Given task -
Among the records below, find each line that includes the string "海枯石烂" and copy it.

— start Input data —

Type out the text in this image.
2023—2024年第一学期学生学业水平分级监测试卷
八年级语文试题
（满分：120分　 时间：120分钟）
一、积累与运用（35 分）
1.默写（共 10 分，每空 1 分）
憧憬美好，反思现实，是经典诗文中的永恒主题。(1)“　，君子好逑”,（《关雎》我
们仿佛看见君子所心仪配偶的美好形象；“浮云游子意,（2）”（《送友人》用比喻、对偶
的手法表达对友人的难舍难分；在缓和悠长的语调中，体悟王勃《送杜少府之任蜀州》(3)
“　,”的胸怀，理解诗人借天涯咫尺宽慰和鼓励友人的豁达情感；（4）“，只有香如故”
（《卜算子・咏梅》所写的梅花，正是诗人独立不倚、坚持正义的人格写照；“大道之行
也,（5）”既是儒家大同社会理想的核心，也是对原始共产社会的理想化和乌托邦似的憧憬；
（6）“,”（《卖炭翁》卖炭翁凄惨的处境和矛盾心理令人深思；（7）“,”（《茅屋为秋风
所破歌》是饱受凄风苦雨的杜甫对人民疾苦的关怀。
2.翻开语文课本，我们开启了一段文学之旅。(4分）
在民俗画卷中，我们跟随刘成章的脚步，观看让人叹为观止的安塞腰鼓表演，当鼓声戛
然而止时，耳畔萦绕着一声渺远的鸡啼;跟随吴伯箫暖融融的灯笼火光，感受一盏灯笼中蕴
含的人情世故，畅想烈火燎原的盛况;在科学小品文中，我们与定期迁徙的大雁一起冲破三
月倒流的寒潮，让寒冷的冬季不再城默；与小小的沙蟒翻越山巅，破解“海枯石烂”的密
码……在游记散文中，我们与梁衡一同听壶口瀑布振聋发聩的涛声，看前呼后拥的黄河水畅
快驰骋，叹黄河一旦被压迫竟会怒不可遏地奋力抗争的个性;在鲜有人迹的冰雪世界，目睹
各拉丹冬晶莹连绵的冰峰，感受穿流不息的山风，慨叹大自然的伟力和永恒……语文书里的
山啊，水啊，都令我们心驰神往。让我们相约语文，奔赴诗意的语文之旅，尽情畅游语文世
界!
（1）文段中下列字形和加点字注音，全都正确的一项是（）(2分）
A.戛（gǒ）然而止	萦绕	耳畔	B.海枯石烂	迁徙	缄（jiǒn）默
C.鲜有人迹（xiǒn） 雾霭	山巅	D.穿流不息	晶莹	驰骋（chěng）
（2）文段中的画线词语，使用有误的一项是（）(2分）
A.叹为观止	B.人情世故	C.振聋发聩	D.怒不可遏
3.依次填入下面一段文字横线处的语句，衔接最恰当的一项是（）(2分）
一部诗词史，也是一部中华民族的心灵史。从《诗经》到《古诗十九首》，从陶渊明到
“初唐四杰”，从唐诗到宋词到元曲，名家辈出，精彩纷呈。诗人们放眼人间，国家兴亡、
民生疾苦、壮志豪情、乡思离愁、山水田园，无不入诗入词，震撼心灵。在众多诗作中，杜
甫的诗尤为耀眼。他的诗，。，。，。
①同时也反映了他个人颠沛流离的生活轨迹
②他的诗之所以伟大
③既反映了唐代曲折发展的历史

— end Input data —

Expected answer -
月倒流的寒潮，让寒冷的冬季不再城默；与小小的沙蟒翻越山巅，破解“海枯石烂”的密
A.戛（gǒ）然而止	萦绕	耳畔	B.海枯石烂	迁徙	缄（jiǒn）默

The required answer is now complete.